Exercise directions: Your answer should be a single number: the count of lines in the material below that hold "为坐标原点".

The records:
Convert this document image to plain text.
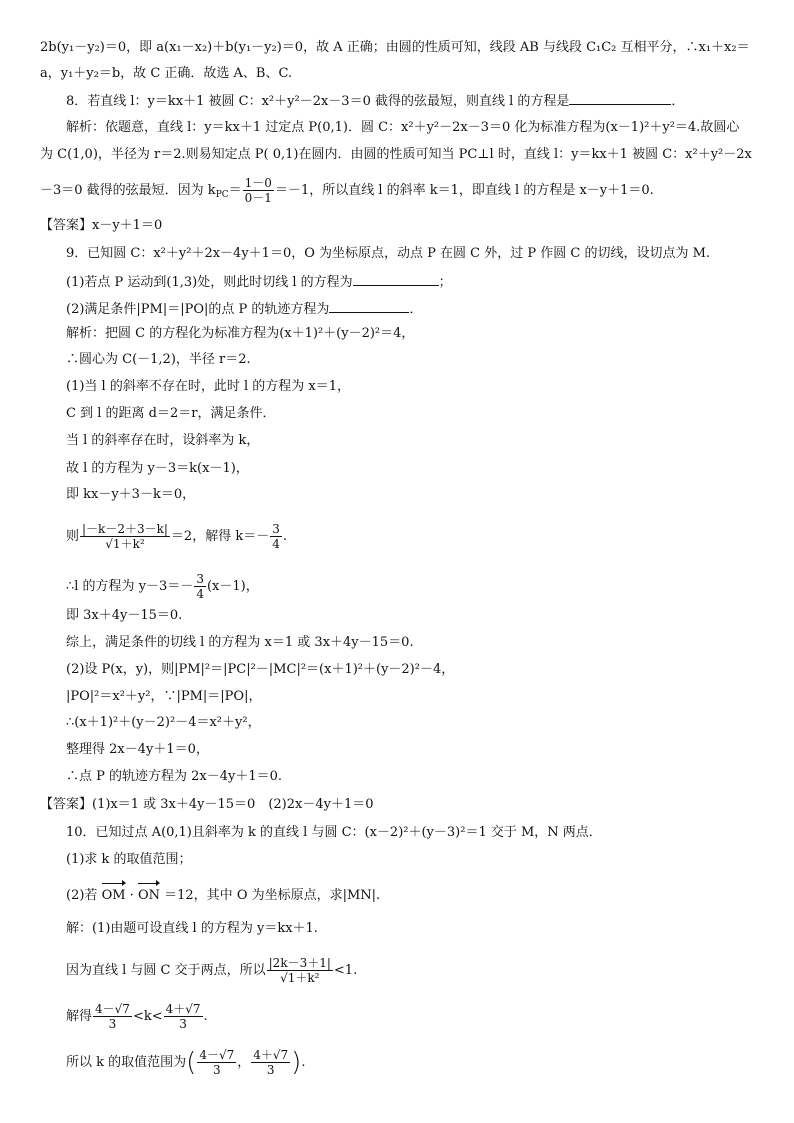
2b(y₁－y₂)＝0，即 a(x₁－x₂)＋b(y₁－y₂)＝0，故 A 正确；由圆的性质可知，线段 AB 与线段 C₁C₂ 互相平分，∴x₁＋x₂＝
a，y₁＋y₂＝b，故 C 正确．故选 A、B、C.
8．若直线 l：y＝kx＋1 被圆 C：x²＋y²－2x－3＝0 截得的弦最短，则直线 l 的方程是	．
解析：依题意，直线 l：y＝kx＋1 过定点 P(0,1)．圆 C：x²＋y²－2x－3＝0 化为标准方程为(x－1)²＋y²＝4.故圆心
为 C(1,0)，半径为 r＝2.则易知定点 P( 0,1)在圆内．由圆的性质可知当 PC⊥l 时，直线 l：y＝kx＋1 被圆 C：x²＋y²－2x
－3＝0 截得的弦最短．因为 $k_{PC}= \frac{1-0}{0-1} =-1$，所以直线 l 的斜率 k＝1，即直线 l 的方程是 x－y＋1＝0.
【答案】x－y＋1＝0
9．已知圆 C：x²＋y²＋2x－4y＋1＝0，O 为坐标原点，动点 P 在圆 C 外，过 P 作圆 C 的切线，设切点为 M.
(1)若点 P 运动到(1,3)处，则此时切线 l 的方程为	；
(2)满足条件|PM|＝|PO|的点 P 的轨迹方程为	．
解析：把圆 C 的方程化为标准方程为(x＋1)²＋(y－2)²＝4，
∴圆心为 C(－1,2)，半径 r＝2.
(1)当 l 的斜率不存在时，此时 l 的方程为 x＝1，
C 到 l 的距离 d＝2＝r，满足条件．
当 l 的斜率存在时，设斜率为 k，
故 l 的方程为 y－3＝k(x－1)，
即 kx－y＋3－k＝0，
则 $\frac{|-k-2+3-k|}{\text{√1＋k²}} =2$，解得 $k=- \frac{3}{4}$ .
∴l 的方程为 $y-3=- \frac{3}{4} (x-1)$，
即 3x＋4y－15＝0.
综上，满足条件的切线 l 的方程为 x＝1 或 3x＋4y－15＝0.
(2)设 P(x，y)，则|PM|²＝|PC|²－|MC|²＝(x＋1)²＋(y－2)²－4，
|PO|²＝x²＋y²，∵|PM|＝|PO|，
∴(x＋1)²＋(y－2)²－4＝x²＋y²，
整理得 2x－4y＋1＝0，
∴点 P 的轨迹方程为 2x－4y＋1＝0.
【答案】(1)x＝1 或 3x＋4y－15＝0　(2)2x－4y＋1＝0
10．已知过点 A(0,1)且斜率为 k 的直线 l 与圆 C：(x－2)²＋(y－3)²＝1 交于 M，N 两点．
(1)求 k 的取值范围；
(2)若 OM · ON ＝12，其中 O 为坐标原点，求|MN|.
解：(1)由题可设直线 l 的方程为 y＝kx＋1.
因为直线 l 与圆 C 交于两点，所以 $\frac{|2k-3+1|}{\text{√1＋k²}} <1$.
解得 $\frac{4-√7}{3} <k< \frac{4+√7}{3}$ .
所以 k 的取值范围为( $\frac{4-√7}{3}$ ， $\frac{4+√7}{3}$ ).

Solution below: 2